[DIRECTION]:
Will you output all of the data below exactly, omitting the images?

Begin TASK DATA

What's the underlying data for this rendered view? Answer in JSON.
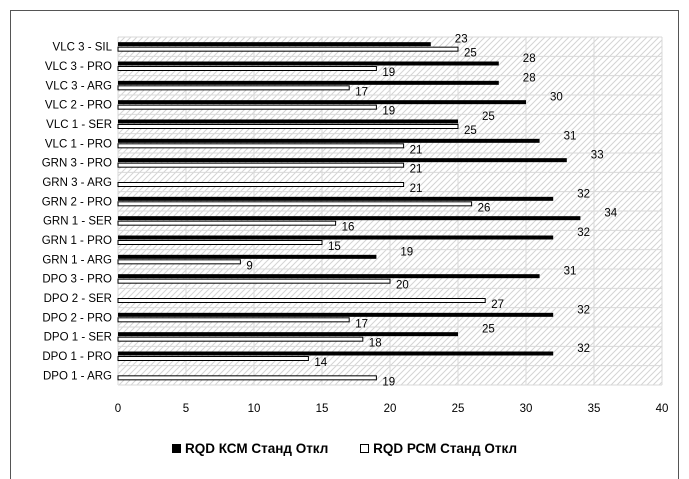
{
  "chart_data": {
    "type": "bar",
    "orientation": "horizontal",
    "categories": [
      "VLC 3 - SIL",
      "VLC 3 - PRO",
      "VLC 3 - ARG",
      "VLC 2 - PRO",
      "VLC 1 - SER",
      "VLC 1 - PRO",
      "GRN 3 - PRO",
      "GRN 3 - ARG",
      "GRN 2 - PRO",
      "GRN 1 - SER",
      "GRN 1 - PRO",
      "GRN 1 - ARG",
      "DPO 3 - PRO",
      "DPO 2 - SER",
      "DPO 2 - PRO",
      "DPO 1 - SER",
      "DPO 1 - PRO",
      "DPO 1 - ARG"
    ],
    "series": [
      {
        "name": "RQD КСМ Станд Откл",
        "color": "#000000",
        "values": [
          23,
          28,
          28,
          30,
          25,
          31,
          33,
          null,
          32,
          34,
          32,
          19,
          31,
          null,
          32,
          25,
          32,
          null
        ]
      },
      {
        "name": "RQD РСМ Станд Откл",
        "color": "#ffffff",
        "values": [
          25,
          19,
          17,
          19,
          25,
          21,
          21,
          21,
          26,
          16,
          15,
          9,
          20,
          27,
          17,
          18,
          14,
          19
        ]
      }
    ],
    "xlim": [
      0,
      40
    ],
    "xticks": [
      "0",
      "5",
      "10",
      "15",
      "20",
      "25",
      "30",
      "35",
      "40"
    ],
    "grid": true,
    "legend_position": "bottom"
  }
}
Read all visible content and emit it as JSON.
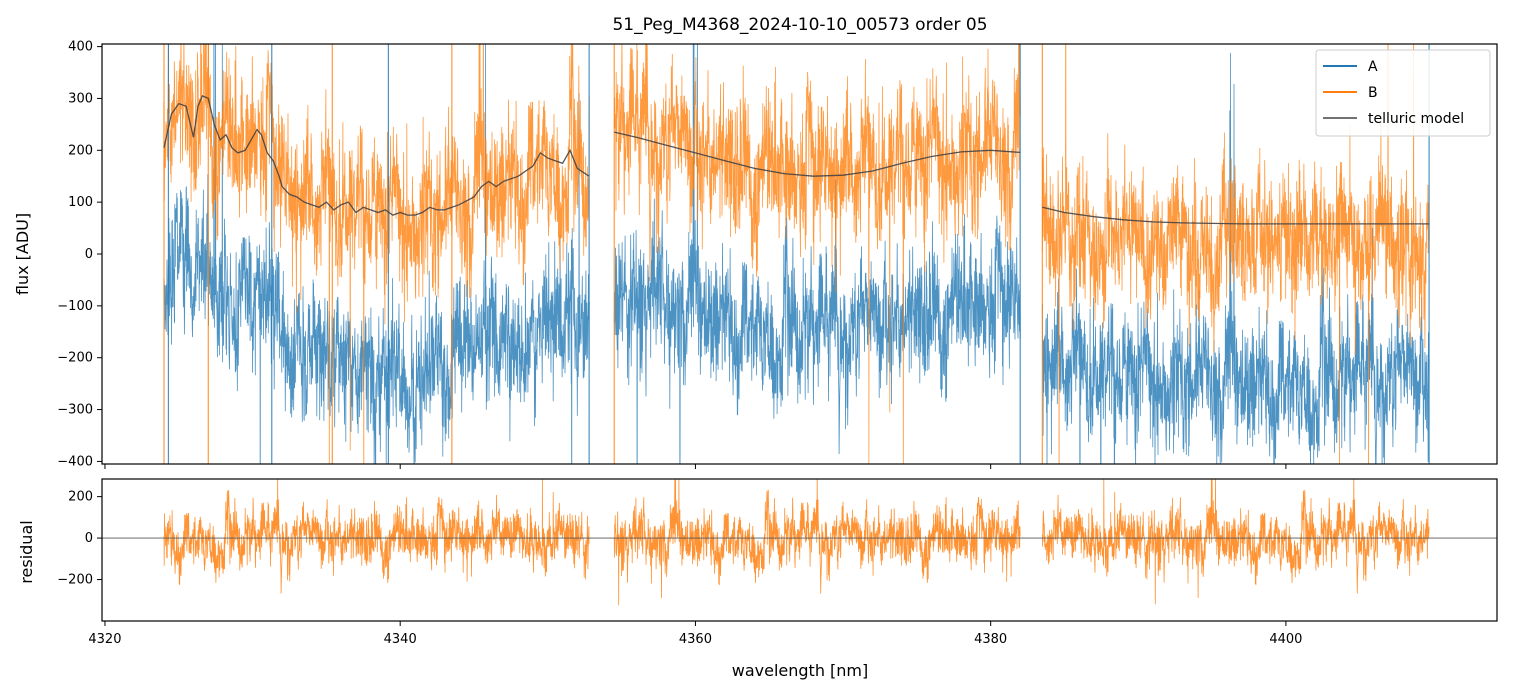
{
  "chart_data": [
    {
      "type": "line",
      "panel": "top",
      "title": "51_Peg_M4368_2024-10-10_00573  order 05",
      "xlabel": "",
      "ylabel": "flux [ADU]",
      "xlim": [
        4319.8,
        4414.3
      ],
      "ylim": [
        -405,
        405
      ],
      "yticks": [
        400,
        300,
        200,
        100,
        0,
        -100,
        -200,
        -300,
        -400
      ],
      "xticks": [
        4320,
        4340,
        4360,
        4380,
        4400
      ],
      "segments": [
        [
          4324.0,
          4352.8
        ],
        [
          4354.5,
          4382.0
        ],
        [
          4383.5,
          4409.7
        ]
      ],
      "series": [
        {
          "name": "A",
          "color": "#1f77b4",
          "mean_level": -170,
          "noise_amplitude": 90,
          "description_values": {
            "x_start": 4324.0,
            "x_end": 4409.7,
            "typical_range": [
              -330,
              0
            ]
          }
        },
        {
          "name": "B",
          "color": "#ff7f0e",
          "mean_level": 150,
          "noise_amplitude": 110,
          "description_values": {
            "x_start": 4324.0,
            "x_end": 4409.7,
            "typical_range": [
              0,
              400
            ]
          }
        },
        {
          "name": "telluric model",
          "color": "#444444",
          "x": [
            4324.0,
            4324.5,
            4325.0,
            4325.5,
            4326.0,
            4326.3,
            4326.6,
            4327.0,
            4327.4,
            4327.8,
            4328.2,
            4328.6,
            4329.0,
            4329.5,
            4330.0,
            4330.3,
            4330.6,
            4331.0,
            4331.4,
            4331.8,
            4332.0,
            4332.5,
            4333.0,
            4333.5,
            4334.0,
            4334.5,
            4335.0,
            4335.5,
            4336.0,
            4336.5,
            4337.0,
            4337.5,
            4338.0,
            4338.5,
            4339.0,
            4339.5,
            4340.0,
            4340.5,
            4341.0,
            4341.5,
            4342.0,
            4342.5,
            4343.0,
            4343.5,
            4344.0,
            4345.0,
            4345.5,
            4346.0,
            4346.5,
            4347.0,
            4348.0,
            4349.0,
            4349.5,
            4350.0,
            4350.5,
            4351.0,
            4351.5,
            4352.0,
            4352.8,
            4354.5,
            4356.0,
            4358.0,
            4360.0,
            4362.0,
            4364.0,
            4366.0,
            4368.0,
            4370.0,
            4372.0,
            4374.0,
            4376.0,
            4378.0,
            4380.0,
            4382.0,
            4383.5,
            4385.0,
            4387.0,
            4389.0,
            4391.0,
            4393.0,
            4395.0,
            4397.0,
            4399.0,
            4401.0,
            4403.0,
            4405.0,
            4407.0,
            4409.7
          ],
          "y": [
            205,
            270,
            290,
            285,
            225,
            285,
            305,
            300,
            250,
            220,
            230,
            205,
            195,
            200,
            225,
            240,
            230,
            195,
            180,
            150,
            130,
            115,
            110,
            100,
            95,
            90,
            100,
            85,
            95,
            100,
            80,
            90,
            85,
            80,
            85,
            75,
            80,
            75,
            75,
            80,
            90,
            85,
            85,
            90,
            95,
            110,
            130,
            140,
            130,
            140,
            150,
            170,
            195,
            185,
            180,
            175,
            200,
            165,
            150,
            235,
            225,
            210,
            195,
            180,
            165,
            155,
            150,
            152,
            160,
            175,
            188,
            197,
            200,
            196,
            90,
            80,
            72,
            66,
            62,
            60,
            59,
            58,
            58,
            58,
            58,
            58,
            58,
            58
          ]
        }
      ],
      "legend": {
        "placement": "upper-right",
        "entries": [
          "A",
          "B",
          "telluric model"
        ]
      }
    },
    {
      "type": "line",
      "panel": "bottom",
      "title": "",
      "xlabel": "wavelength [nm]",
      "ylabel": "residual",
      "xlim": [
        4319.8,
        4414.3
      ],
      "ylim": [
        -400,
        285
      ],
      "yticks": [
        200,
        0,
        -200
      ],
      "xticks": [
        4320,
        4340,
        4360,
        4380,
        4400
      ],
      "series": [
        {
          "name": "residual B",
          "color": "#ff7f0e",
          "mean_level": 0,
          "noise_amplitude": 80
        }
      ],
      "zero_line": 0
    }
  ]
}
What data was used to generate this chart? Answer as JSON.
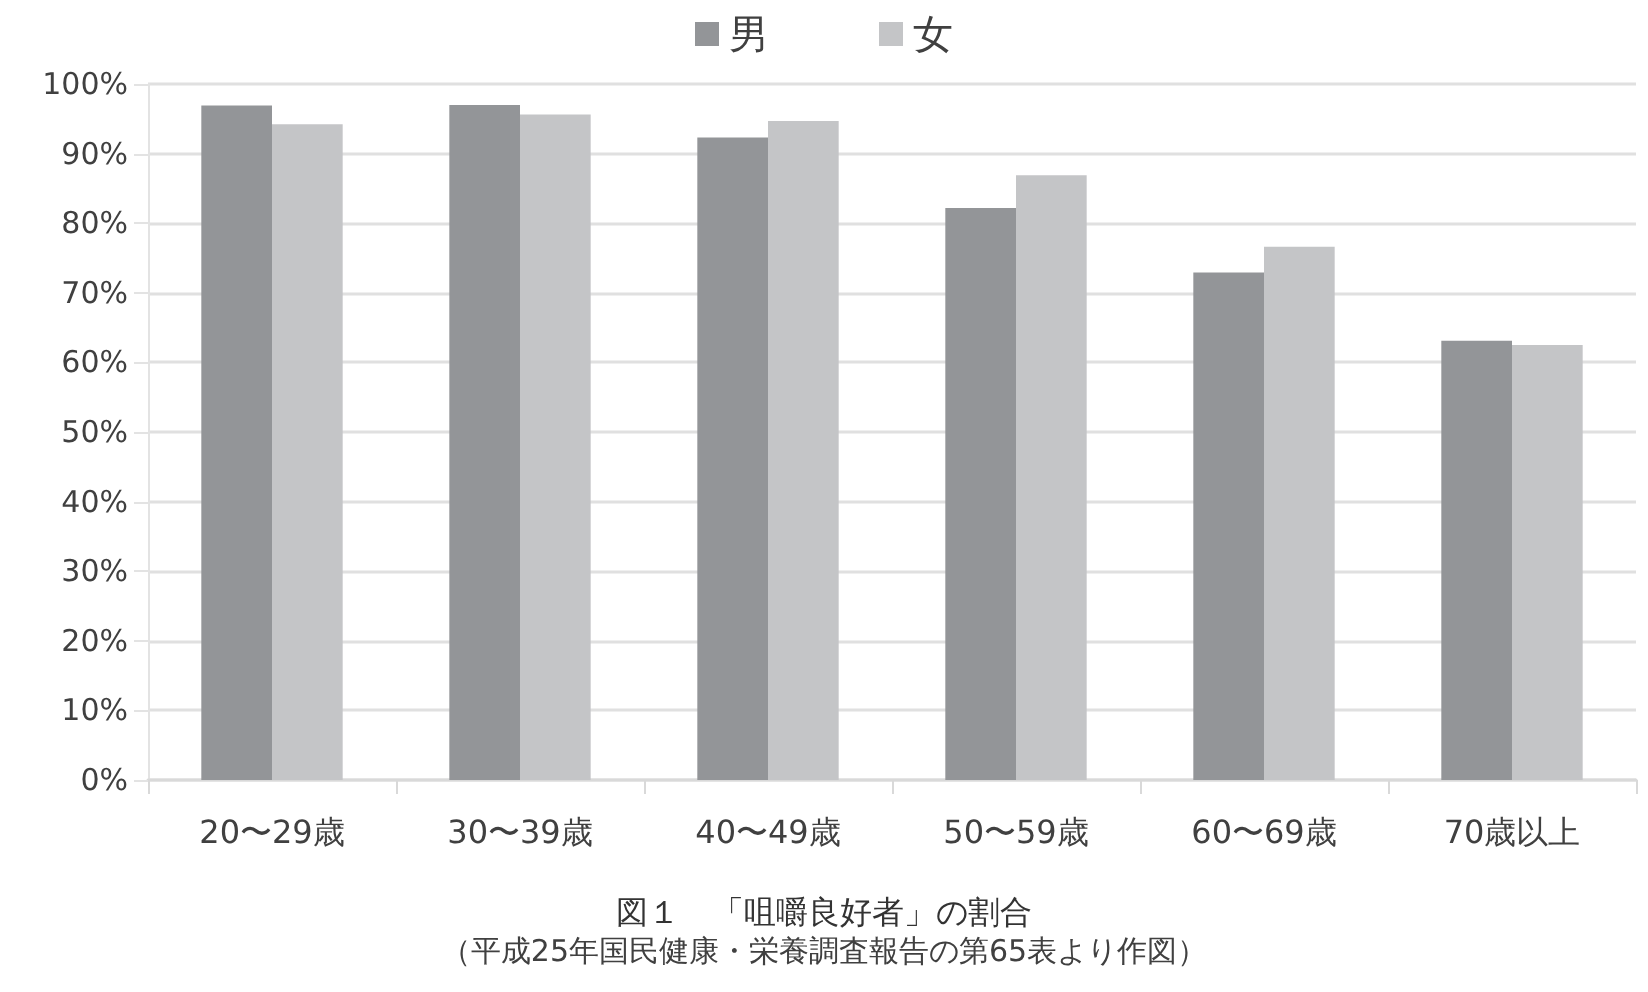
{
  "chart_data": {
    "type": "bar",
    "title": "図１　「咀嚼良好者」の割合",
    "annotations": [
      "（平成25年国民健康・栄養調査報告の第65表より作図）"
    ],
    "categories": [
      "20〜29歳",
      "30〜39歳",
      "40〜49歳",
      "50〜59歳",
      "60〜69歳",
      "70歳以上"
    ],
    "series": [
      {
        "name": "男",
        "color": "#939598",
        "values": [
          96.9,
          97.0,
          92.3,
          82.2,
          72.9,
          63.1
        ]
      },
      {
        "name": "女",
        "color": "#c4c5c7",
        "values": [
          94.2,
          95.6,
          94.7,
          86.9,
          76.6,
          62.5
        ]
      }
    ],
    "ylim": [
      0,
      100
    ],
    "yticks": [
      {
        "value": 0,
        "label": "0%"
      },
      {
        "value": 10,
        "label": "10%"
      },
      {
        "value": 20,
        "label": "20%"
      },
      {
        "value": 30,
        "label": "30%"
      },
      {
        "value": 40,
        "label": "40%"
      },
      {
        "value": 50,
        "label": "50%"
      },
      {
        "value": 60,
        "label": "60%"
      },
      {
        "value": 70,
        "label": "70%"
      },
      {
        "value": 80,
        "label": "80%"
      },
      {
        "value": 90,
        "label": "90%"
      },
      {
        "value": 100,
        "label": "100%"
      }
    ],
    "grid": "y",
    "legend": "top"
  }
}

End TASK DATA

[THE COMPLETED TASK]:
What's the underlying data for this rendered view? Answer in JSON.
{
  "chart_data": {
    "type": "bar",
    "orientation": "horizontal",
    "categories": [
      "VLC 3 - SIL",
      "VLC 3 - PRO",
      "VLC 3 - ARG",
      "VLC 2 - PRO",
      "VLC 1 - SER",
      "VLC 1 - PRO",
      "GRN 3 - PRO",
      "GRN 3 - ARG",
      "GRN 2 - PRO",
      "GRN 1 - SER",
      "GRN 1 - PRO",
      "GRN 1 - ARG",
      "DPO 3 - PRO",
      "DPO 2 - SER",
      "DPO 2 - PRO",
      "DPO 1 - SER",
      "DPO 1 - PRO",
      "DPO 1 - ARG"
    ],
    "series": [
      {
        "name": "RQD КСМ Станд Откл",
        "color": "#000000",
        "values": [
          23,
          28,
          28,
          30,
          25,
          31,
          33,
          null,
          32,
          34,
          32,
          19,
          31,
          null,
          32,
          25,
          32,
          null
        ]
      },
      {
        "name": "RQD РСМ Станд Откл",
        "color": "#ffffff",
        "values": [
          25,
          19,
          17,
          19,
          25,
          21,
          21,
          21,
          26,
          16,
          15,
          9,
          20,
          27,
          17,
          18,
          14,
          19
        ]
      }
    ],
    "xlim": [
      0,
      40
    ],
    "xticks": [
      "0",
      "5",
      "10",
      "15",
      "20",
      "25",
      "30",
      "35",
      "40"
    ],
    "grid": true,
    "legend_position": "bottom"
  }
}
Read all visible content and emit it as JSON.
{
  "chart_data": [
    {
      "type": "line",
      "panel": "top",
      "title": "51_Peg_M4368_2024-10-10_00573  order 05",
      "xlabel": "",
      "ylabel": "flux [ADU]",
      "xlim": [
        4319.8,
        4414.3
      ],
      "ylim": [
        -405,
        405
      ],
      "yticks": [
        400,
        300,
        200,
        100,
        0,
        -100,
        -200,
        -300,
        -400
      ],
      "xticks": [
        4320,
        4340,
        4360,
        4380,
        4400
      ],
      "segments": [
        [
          4324.0,
          4352.8
        ],
        [
          4354.5,
          4382.0
        ],
        [
          4383.5,
          4409.7
        ]
      ],
      "series": [
        {
          "name": "A",
          "color": "#1f77b4",
          "mean_level": -170,
          "noise_amplitude": 90,
          "description_values": {
            "x_start": 4324.0,
            "x_end": 4409.7,
            "typical_range": [
              -330,
              0
            ]
          }
        },
        {
          "name": "B",
          "color": "#ff7f0e",
          "mean_level": 150,
          "noise_amplitude": 110,
          "description_values": {
            "x_start": 4324.0,
            "x_end": 4409.7,
            "typical_range": [
              0,
              400
            ]
          }
        },
        {
          "name": "telluric model",
          "color": "#444444",
          "x": [
            4324.0,
            4324.5,
            4325.0,
            4325.5,
            4326.0,
            4326.3,
            4326.6,
            4327.0,
            4327.4,
            4327.8,
            4328.2,
            4328.6,
            4329.0,
            4329.5,
            4330.0,
            4330.3,
            4330.6,
            4331.0,
            4331.4,
            4331.8,
            4332.0,
            4332.5,
            4333.0,
            4333.5,
            4334.0,
            4334.5,
            4335.0,
            4335.5,
            4336.0,
            4336.5,
            4337.0,
            4337.5,
            4338.0,
            4338.5,
            4339.0,
            4339.5,
            4340.0,
            4340.5,
            4341.0,
            4341.5,
            4342.0,
            4342.5,
            4343.0,
            4343.5,
            4344.0,
            4345.0,
            4345.5,
            4346.0,
            4346.5,
            4347.0,
            4348.0,
            4349.0,
            4349.5,
            4350.0,
            4350.5,
            4351.0,
            4351.5,
            4352.0,
            4352.8,
            4354.5,
            4356.0,
            4358.0,
            4360.0,
            4362.0,
            4364.0,
            4366.0,
            4368.0,
            4370.0,
            4372.0,
            4374.0,
            4376.0,
            4378.0,
            4380.0,
            4382.0,
            4383.5,
            4385.0,
            4387.0,
            4389.0,
            4391.0,
            4393.0,
            4395.0,
            4397.0,
            4399.0,
            4401.0,
            4403.0,
            4405.0,
            4407.0,
            4409.7
          ],
          "y": [
            205,
            270,
            290,
            285,
            225,
            285,
            305,
            300,
            250,
            220,
            230,
            205,
            195,
            200,
            225,
            240,
            230,
            195,
            180,
            150,
            130,
            115,
            110,
            100,
            95,
            90,
            100,
            85,
            95,
            100,
            80,
            90,
            85,
            80,
            85,
            75,
            80,
            75,
            75,
            80,
            90,
            85,
            85,
            90,
            95,
            110,
            130,
            140,
            130,
            140,
            150,
            170,
            195,
            185,
            180,
            175,
            200,
            165,
            150,
            235,
            225,
            210,
            195,
            180,
            165,
            155,
            150,
            152,
            160,
            175,
            188,
            197,
            200,
            196,
            90,
            80,
            72,
            66,
            62,
            60,
            59,
            58,
            58,
            58,
            58,
            58,
            58,
            58
          ]
        }
      ],
      "legend": {
        "placement": "upper-right",
        "entries": [
          "A",
          "B",
          "telluric model"
        ]
      }
    },
    {
      "type": "line",
      "panel": "bottom",
      "title": "",
      "xlabel": "wavelength [nm]",
      "ylabel": "residual",
      "xlim": [
        4319.8,
        4414.3
      ],
      "ylim": [
        -400,
        285
      ],
      "yticks": [
        200,
        0,
        -200
      ],
      "xticks": [
        4320,
        4340,
        4360,
        4380,
        4400
      ],
      "series": [
        {
          "name": "residual B",
          "color": "#ff7f0e",
          "mean_level": 0,
          "noise_amplitude": 80
        }
      ],
      "zero_line": 0
    }
  ]
}
What data was used to generate this chart? Answer as JSON.
{
  "chart_data": {
    "type": "bar",
    "title": "図１　「咀嚼良好者」の割合",
    "annotations": [
      "（平成25年国民健康・栄養調査報告の第65表より作図）"
    ],
    "categories": [
      "20〜29歳",
      "30〜39歳",
      "40〜49歳",
      "50〜59歳",
      "60〜69歳",
      "70歳以上"
    ],
    "series": [
      {
        "name": "男",
        "color": "#939598",
        "values": [
          96.9,
          97.0,
          92.3,
          82.2,
          72.9,
          63.1
        ]
      },
      {
        "name": "女",
        "color": "#c4c5c7",
        "values": [
          94.2,
          95.6,
          94.7,
          86.9,
          76.6,
          62.5
        ]
      }
    ],
    "ylim": [
      0,
      100
    ],
    "yticks": [
      {
        "value": 0,
        "label": "0%"
      },
      {
        "value": 10,
        "label": "10%"
      },
      {
        "value": 20,
        "label": "20%"
      },
      {
        "value": 30,
        "label": "30%"
      },
      {
        "value": 40,
        "label": "40%"
      },
      {
        "value": 50,
        "label": "50%"
      },
      {
        "value": 60,
        "label": "60%"
      },
      {
        "value": 70,
        "label": "70%"
      },
      {
        "value": 80,
        "label": "80%"
      },
      {
        "value": 90,
        "label": "90%"
      },
      {
        "value": 100,
        "label": "100%"
      }
    ],
    "grid": "y",
    "legend": "top"
  }
}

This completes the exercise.